▶ OBJECTIVE
State how many lines of the entries include the string "Peripheral", please, leaving out everything but the number.

▶ INFORMATION GIVEN

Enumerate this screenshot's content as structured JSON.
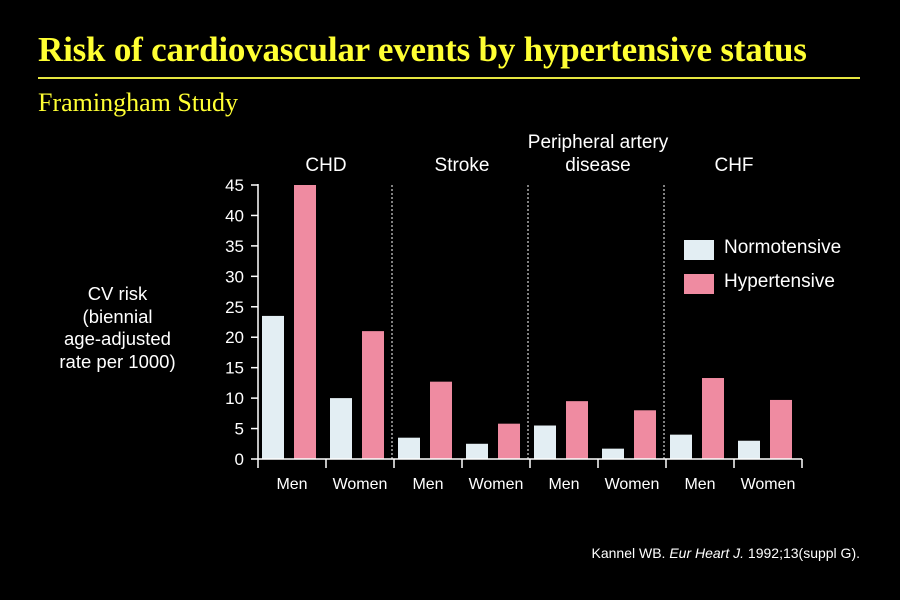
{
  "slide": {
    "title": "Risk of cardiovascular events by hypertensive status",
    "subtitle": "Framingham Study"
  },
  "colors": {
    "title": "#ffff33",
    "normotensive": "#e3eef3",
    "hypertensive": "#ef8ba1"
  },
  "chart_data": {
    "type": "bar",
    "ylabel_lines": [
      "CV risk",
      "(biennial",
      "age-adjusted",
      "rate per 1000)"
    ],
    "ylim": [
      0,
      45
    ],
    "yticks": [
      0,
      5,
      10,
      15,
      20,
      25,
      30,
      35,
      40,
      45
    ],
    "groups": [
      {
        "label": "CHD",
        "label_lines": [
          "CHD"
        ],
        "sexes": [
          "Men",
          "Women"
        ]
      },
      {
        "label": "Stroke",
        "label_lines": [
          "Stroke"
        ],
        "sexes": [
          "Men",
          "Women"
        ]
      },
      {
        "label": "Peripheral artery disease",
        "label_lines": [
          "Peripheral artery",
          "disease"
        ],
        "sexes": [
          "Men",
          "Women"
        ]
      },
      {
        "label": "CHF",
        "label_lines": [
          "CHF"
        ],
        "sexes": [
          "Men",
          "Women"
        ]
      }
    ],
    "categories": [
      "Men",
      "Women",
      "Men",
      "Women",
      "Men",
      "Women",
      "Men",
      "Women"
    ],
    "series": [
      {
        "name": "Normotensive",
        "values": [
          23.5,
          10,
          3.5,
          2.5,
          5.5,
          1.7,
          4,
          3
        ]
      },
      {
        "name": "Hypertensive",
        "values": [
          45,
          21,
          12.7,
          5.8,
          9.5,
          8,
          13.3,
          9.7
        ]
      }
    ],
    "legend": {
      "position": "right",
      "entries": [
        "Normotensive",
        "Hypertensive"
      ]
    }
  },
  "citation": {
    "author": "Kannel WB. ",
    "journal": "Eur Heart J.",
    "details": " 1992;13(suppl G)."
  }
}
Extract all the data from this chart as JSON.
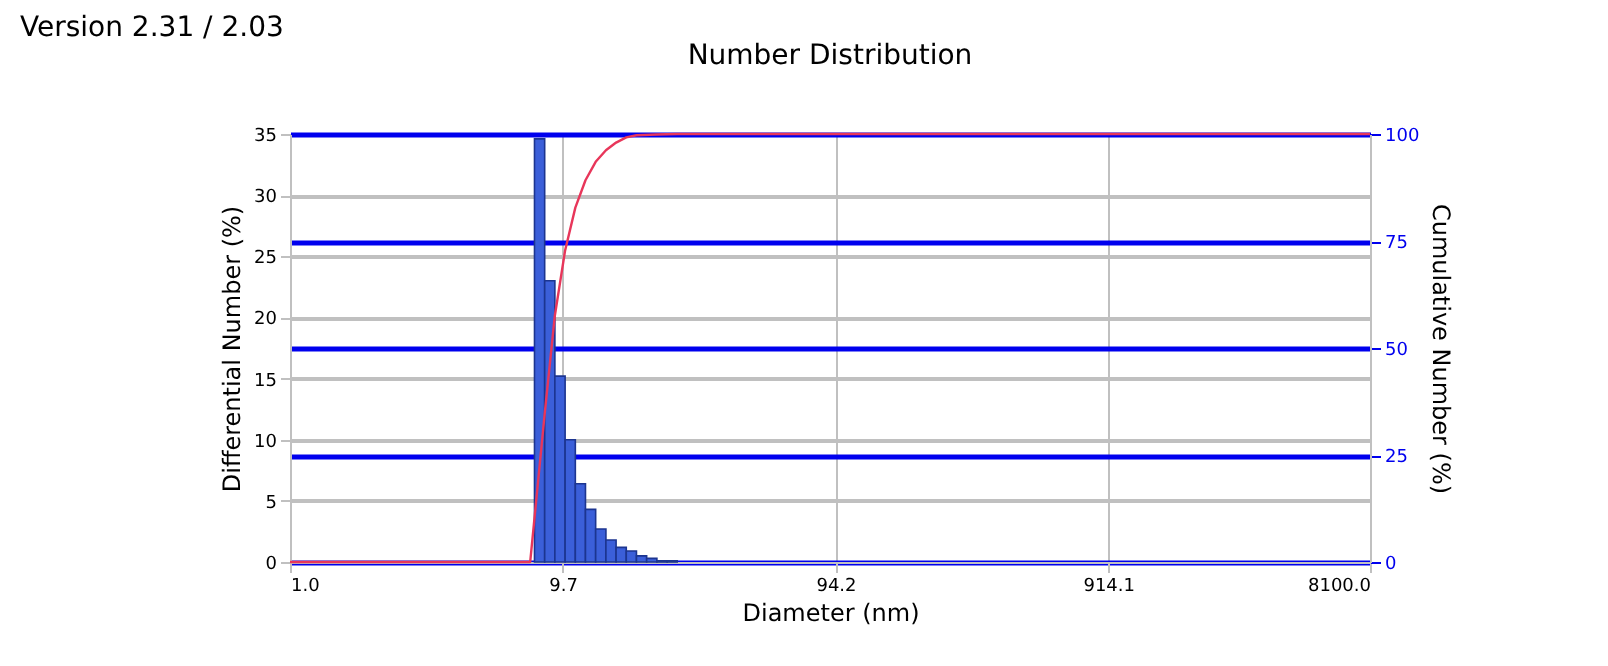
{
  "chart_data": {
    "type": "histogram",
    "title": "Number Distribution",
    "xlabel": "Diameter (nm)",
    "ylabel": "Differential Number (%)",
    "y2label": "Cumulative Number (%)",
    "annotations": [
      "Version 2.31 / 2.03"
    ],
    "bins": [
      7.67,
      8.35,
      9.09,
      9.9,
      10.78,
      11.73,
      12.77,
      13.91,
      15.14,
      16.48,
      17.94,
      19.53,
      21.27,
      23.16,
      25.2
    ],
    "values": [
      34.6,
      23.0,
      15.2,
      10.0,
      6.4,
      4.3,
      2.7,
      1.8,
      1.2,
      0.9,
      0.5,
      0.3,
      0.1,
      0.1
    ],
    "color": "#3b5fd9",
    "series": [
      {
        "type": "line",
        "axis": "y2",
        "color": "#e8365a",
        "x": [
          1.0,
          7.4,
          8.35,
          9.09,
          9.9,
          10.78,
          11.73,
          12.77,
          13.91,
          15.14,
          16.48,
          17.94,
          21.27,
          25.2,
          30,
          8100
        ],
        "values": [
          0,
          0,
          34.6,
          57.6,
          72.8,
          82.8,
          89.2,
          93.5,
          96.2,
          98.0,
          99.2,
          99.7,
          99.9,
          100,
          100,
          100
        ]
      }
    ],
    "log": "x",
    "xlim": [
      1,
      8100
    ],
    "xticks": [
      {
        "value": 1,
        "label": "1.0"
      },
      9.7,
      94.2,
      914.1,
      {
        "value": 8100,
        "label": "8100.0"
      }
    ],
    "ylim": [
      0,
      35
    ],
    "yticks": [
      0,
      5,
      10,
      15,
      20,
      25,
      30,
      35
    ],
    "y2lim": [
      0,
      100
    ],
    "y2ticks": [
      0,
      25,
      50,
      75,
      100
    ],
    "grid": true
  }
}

* * *

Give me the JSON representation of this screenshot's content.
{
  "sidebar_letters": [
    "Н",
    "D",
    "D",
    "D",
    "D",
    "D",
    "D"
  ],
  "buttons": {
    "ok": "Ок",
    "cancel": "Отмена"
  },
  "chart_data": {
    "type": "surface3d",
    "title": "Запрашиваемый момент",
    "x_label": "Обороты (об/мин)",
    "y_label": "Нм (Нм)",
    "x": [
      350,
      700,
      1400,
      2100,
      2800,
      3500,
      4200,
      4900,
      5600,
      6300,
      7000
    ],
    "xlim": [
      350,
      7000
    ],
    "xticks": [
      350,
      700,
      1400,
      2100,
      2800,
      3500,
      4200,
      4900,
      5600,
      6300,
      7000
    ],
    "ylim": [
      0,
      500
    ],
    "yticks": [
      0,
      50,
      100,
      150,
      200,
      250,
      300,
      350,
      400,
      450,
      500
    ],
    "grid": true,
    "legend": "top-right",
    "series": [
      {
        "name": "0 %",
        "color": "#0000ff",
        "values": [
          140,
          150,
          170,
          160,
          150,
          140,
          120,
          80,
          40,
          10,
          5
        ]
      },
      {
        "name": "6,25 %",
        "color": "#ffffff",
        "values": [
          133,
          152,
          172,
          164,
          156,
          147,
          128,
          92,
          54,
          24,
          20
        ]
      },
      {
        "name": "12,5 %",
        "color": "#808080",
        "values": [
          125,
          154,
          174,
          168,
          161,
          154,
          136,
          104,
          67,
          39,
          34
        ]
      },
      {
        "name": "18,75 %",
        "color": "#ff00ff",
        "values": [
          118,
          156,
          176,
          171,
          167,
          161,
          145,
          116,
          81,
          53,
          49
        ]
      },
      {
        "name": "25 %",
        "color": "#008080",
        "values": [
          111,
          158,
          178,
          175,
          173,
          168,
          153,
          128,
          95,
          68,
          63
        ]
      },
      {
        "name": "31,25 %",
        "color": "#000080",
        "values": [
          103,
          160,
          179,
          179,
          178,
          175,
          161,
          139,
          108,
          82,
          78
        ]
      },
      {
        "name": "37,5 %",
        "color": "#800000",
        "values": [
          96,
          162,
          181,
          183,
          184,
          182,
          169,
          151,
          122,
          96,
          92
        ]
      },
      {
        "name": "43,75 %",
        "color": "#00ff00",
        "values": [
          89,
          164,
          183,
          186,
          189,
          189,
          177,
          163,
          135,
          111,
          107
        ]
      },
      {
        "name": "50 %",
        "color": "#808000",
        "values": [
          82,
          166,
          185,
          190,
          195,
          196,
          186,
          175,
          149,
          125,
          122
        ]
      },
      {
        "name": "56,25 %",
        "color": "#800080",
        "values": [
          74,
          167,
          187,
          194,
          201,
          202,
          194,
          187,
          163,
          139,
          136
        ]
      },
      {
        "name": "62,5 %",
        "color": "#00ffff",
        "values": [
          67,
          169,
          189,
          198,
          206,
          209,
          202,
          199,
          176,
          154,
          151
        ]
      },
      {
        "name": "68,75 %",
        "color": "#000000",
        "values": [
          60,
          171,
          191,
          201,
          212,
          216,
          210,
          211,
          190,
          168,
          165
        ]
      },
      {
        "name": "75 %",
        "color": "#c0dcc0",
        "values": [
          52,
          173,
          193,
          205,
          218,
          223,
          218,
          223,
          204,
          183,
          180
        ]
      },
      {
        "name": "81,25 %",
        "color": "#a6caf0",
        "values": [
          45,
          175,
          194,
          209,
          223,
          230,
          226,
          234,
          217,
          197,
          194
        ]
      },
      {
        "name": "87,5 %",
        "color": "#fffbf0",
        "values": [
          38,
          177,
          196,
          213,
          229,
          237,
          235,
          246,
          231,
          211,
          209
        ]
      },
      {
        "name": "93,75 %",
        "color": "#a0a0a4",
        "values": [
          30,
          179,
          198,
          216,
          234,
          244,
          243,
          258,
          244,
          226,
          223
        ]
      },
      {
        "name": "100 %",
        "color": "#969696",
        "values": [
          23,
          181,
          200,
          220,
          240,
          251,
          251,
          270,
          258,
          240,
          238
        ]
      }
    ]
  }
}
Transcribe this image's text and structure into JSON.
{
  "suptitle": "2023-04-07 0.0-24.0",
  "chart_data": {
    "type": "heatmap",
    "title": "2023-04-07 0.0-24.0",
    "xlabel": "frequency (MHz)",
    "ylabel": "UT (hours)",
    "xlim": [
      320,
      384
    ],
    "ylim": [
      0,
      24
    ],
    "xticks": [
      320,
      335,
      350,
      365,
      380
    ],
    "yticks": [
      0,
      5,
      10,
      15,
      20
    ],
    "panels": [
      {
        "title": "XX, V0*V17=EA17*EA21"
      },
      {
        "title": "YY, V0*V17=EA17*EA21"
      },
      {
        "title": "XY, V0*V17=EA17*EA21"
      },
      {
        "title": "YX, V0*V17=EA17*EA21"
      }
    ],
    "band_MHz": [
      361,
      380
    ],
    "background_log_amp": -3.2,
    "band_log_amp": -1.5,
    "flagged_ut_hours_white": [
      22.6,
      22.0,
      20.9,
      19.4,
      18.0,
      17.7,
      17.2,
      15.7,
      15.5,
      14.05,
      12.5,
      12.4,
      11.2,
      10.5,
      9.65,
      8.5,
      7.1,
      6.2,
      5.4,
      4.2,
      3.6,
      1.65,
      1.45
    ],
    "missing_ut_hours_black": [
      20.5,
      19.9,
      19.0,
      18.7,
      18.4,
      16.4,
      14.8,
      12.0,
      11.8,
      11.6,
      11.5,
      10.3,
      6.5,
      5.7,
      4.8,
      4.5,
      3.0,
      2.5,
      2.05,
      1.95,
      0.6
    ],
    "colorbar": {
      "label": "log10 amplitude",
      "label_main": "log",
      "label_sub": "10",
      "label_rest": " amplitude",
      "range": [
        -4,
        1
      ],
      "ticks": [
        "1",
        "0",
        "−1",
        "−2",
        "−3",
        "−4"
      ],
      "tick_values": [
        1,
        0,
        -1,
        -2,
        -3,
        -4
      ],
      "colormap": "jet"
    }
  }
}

▶ SOLUTION TO THE EXERCISE
2